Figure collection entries
+++
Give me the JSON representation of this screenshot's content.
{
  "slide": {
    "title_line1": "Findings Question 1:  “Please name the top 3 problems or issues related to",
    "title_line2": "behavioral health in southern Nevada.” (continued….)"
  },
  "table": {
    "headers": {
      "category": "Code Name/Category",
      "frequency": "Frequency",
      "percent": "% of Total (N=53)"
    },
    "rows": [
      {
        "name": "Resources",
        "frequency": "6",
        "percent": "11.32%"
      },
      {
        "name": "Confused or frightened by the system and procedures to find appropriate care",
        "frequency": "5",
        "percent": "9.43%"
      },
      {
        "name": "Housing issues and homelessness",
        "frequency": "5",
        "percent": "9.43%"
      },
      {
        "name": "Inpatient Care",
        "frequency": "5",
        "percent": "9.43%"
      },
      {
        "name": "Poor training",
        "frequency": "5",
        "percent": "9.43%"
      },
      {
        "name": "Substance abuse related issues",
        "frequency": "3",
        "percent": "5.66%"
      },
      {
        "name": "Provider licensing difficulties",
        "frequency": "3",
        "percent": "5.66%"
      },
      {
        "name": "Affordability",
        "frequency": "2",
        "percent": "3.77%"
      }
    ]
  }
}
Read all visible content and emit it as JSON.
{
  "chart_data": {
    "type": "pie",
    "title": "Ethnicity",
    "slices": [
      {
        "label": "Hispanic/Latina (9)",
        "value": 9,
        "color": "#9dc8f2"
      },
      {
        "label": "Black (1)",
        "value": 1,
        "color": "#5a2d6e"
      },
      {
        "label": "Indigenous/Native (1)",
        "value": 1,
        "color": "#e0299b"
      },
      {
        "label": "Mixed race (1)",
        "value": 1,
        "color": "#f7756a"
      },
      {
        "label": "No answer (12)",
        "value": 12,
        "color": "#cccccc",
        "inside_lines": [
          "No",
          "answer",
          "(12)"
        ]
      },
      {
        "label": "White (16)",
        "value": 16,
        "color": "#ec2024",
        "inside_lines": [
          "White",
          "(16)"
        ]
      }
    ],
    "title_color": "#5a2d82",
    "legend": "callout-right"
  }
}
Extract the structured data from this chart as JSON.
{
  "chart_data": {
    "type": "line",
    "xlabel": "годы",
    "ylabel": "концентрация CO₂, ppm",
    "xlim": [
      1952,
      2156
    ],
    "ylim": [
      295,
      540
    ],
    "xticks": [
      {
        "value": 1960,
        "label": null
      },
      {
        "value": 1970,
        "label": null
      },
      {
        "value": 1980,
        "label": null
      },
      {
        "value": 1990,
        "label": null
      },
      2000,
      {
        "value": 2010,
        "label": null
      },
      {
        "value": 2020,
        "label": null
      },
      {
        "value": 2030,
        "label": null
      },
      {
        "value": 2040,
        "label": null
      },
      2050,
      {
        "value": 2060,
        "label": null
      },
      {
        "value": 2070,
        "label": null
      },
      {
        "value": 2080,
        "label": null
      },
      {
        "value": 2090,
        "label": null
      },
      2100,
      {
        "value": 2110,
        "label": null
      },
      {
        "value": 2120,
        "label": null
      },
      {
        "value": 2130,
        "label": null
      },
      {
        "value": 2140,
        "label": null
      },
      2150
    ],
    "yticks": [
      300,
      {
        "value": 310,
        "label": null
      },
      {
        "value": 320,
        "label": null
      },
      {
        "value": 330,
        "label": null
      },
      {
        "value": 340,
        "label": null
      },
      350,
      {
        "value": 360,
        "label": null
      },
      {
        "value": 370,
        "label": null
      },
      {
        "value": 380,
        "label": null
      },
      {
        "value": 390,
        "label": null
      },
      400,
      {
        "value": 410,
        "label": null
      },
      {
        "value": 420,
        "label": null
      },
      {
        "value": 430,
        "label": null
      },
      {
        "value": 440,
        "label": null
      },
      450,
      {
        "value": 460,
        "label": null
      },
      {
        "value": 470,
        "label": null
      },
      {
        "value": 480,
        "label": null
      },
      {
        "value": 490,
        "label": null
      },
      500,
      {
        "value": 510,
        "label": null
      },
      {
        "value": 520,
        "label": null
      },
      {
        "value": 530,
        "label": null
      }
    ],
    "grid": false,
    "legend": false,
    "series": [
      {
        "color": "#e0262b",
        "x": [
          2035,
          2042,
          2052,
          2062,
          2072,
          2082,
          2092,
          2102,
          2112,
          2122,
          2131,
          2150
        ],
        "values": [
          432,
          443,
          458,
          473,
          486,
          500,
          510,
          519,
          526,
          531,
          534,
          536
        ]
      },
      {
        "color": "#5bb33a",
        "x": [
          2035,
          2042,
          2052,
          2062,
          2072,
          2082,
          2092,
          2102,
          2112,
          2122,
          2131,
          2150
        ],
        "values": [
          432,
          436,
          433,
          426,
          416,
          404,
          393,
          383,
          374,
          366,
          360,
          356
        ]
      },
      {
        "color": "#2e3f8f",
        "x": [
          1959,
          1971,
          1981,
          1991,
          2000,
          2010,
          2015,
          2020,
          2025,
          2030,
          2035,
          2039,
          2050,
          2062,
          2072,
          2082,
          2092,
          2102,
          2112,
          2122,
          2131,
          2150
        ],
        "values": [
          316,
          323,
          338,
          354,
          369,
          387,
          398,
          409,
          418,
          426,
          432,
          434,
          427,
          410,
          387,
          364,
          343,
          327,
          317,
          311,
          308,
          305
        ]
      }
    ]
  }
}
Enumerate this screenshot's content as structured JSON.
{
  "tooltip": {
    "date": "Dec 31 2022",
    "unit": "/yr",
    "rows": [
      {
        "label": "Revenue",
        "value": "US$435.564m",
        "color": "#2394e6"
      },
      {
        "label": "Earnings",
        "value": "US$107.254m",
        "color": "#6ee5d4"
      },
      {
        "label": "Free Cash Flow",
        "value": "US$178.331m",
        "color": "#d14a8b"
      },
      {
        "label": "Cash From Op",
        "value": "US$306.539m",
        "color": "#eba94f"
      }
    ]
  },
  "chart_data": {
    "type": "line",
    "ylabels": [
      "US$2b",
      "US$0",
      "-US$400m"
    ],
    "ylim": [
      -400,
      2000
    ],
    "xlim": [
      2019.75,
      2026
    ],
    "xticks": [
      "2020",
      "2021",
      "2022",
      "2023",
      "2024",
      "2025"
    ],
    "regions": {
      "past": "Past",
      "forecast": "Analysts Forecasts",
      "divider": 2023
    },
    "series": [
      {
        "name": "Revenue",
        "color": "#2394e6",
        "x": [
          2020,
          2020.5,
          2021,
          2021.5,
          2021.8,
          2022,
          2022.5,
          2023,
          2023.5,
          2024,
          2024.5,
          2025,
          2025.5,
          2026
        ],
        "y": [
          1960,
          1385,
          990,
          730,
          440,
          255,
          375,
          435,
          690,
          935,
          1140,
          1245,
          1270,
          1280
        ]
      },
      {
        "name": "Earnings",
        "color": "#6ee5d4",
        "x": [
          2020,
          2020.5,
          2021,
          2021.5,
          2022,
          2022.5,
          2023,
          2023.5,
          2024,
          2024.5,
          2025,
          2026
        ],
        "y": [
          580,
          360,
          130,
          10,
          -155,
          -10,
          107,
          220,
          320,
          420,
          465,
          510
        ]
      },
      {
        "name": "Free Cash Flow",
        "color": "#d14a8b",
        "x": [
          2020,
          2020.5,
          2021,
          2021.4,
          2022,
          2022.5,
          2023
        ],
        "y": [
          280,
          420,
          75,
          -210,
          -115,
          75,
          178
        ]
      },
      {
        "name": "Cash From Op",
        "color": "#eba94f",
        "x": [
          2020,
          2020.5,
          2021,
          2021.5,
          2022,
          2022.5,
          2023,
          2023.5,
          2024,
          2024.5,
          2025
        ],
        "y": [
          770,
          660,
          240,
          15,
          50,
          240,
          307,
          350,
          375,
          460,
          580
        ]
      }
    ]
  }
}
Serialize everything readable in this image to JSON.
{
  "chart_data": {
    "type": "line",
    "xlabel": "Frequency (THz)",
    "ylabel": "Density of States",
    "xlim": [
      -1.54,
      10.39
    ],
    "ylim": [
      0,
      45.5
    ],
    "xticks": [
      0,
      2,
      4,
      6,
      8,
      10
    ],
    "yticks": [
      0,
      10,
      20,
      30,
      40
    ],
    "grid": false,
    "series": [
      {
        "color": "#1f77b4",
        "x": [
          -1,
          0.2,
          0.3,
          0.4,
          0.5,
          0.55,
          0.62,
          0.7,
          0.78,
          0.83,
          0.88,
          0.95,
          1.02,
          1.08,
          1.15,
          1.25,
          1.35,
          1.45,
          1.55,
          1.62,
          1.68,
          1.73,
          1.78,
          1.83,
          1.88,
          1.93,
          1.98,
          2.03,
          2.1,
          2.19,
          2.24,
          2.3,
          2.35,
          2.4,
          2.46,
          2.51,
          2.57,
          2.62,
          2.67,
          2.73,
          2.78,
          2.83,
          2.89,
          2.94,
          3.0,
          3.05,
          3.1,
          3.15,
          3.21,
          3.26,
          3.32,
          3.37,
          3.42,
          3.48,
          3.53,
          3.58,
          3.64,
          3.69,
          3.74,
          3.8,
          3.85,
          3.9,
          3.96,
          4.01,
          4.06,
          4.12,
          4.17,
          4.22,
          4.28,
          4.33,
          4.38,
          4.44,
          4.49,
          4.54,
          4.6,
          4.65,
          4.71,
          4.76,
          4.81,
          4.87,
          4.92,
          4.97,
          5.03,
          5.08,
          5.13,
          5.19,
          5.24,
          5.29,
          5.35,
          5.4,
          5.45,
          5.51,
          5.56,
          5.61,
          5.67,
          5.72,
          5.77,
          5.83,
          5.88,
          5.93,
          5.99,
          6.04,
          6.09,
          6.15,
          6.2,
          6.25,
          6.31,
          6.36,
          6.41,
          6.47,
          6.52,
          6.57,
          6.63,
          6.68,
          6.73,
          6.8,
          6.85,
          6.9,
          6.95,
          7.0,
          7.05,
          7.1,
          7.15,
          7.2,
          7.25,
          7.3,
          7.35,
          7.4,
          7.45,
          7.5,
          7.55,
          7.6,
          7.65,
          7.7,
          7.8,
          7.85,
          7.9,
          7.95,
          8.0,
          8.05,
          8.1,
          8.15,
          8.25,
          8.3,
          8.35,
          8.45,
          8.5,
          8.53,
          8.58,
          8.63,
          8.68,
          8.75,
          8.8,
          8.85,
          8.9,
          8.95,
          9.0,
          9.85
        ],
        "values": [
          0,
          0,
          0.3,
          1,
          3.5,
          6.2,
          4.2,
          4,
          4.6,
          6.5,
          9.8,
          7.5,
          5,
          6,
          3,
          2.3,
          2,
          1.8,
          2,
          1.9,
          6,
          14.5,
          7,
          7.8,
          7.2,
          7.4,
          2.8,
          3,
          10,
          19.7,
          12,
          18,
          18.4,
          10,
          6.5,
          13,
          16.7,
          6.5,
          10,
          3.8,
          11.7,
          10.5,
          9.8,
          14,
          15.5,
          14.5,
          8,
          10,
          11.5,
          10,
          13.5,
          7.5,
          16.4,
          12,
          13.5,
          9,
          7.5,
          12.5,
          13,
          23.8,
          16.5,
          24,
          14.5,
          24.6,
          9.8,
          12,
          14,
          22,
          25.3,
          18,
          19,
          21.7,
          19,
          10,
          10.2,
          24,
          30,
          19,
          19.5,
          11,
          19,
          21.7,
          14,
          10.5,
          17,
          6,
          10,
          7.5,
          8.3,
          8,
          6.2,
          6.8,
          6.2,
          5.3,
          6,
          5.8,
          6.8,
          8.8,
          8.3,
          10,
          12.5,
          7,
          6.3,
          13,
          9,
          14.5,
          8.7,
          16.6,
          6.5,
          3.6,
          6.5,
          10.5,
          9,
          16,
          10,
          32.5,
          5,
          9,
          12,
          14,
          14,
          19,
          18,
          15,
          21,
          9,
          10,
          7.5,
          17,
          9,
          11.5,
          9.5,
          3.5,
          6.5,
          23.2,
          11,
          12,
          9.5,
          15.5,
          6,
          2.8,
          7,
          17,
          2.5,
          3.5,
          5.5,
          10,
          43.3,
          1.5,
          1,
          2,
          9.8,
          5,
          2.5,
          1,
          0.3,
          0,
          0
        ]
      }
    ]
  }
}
+++
▶ [WHAT IS NEEDED]:
Identify each line in the records above that contains the word "content", and copy it out in full.

▶ [WRITTEN ANSWER]:
Give me the JSON representation of this screenshot's content.
Read all visible content and emit it as JSON.
Enumerate this screenshot's content as structured JSON.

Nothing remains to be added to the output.